TO BE DONE >>
Pick out every line of the entries below where "JSON" occurs, and copy those lines.
===== DATA FOR PROCESSING
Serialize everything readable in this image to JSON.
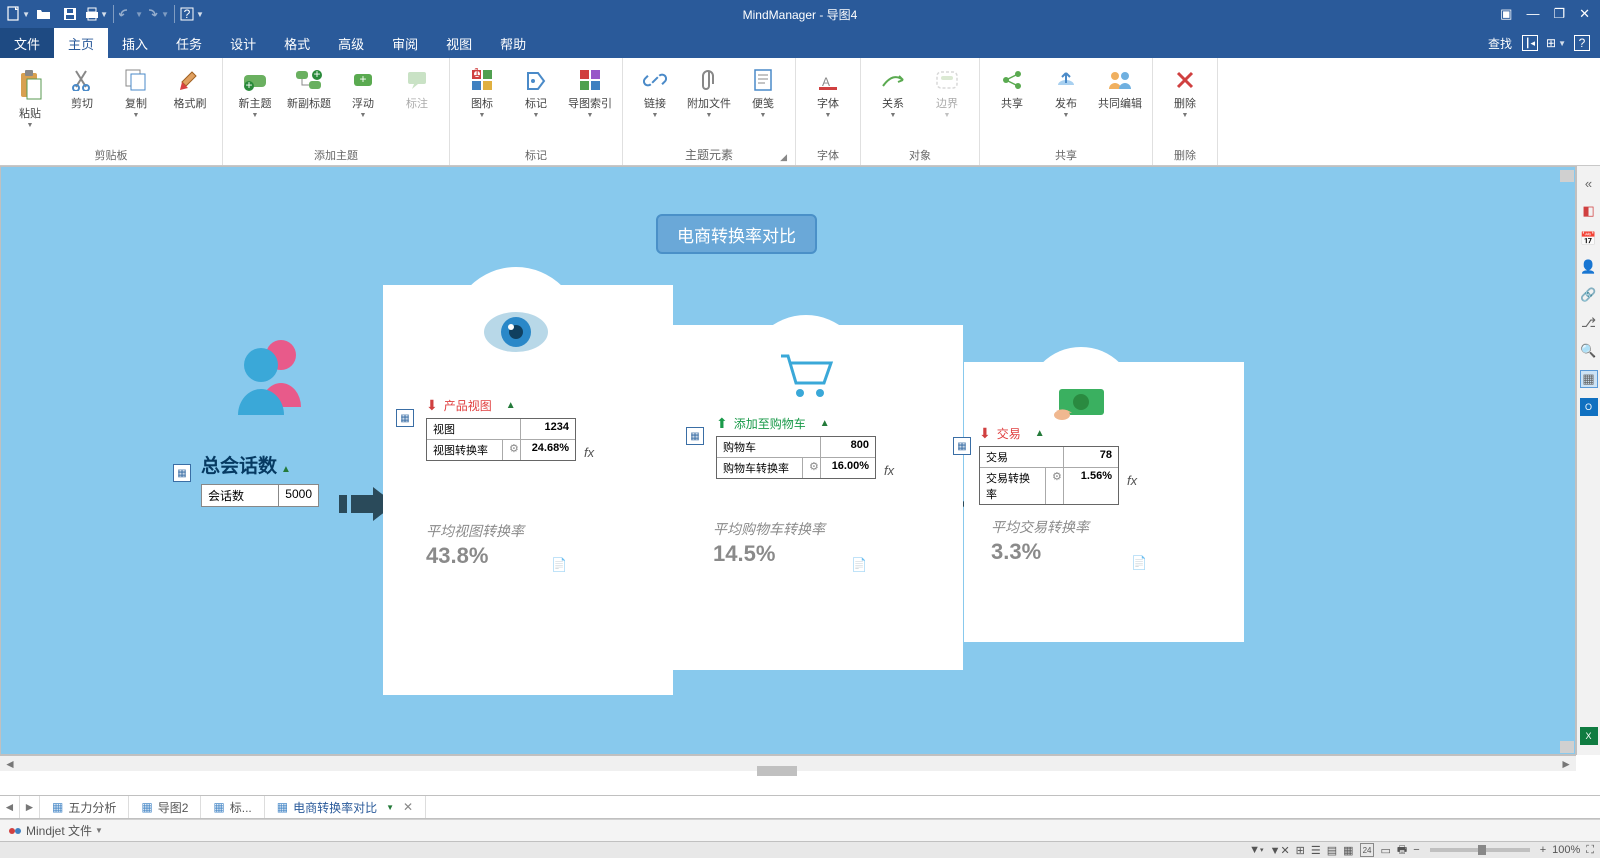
{
  "app": {
    "title": "MindManager - 导图4"
  },
  "menus": {
    "file": "文件",
    "home": "主页",
    "insert": "插入",
    "task": "任务",
    "design": "设计",
    "format": "格式",
    "advanced": "高级",
    "review": "审阅",
    "view": "视图",
    "help": "帮助",
    "search": "查找"
  },
  "ribbon": {
    "groups": {
      "clipboard": "剪贴板",
      "addTopic": "添加主题",
      "markers": "标记",
      "topicElem": "主题元素",
      "font": "字体",
      "object": "对象",
      "share": "共享",
      "delete": "删除"
    },
    "btns": {
      "paste": "粘贴",
      "cut": "剪切",
      "copy": "复制",
      "formatPainter": "格式刷",
      "newTopic": "新主题",
      "newSubtopic": "新副标题",
      "float": "浮动",
      "callout": "标注",
      "icon": "图标",
      "tag": "标记",
      "mapIndex": "导图索引",
      "link": "链接",
      "attach": "附加文件",
      "note": "便笺",
      "font": "字体",
      "relation": "关系",
      "boundary": "边界",
      "share": "共享",
      "publish": "发布",
      "coedit": "共同编辑",
      "delete": "删除"
    }
  },
  "diagram": {
    "title": "电商转换率对比",
    "sessions": {
      "title": "总会话数",
      "label": "会话数",
      "value": "5000"
    },
    "steps": [
      {
        "title": "产品视图",
        "color": "red",
        "arrow": "down",
        "rows": [
          {
            "k": "视图",
            "v": "1234"
          },
          {
            "k": "视图转换率",
            "gear": true,
            "v": "24.68%"
          }
        ],
        "avgLabel": "平均视图转换率",
        "avgVal": "43.8%"
      },
      {
        "title": "添加至购物车",
        "color": "green",
        "arrow": "up",
        "rows": [
          {
            "k": "购物车",
            "v": "800"
          },
          {
            "k": "购物车转换率",
            "gear": true,
            "v": "16.00%"
          }
        ],
        "avgLabel": "平均购物车转换率",
        "avgVal": "14.5%"
      },
      {
        "title": "交易",
        "color": "red",
        "arrow": "down",
        "rows": [
          {
            "k": "交易",
            "v": "78"
          },
          {
            "k": "交易转换率",
            "gear": true,
            "v": "1.56%"
          }
        ],
        "avgLabel": "平均交易转换率",
        "avgVal": "3.3%"
      }
    ],
    "fx": "fx"
  },
  "doctabs": [
    {
      "label": "五力分析",
      "active": false
    },
    {
      "label": "导图2",
      "active": false
    },
    {
      "label": "标...",
      "active": false
    },
    {
      "label": "电商转换率对比",
      "active": true
    }
  ],
  "status": {
    "mindjet": "Mindjet 文件",
    "zoom": "100%"
  }
}
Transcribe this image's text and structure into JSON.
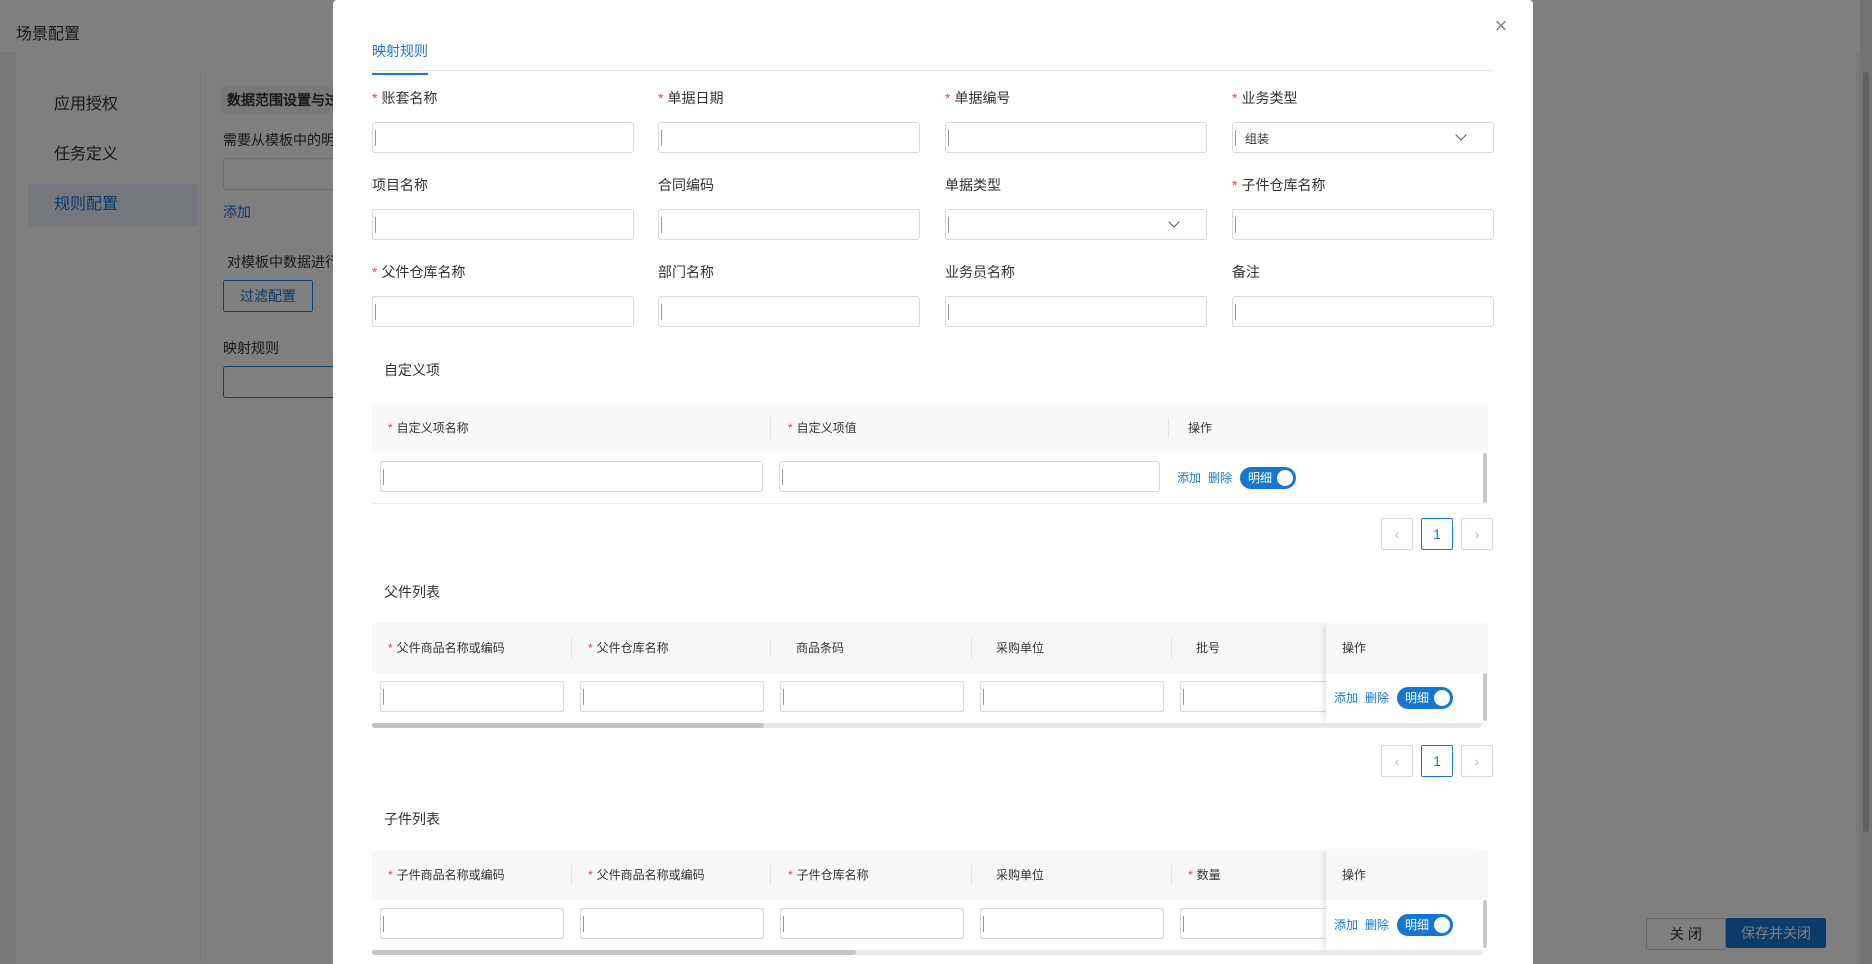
==========
EXERCISE SOLUTION >>
Serialize everything readable in this image to JSON.
Transcribe this image's text and structure into JSON.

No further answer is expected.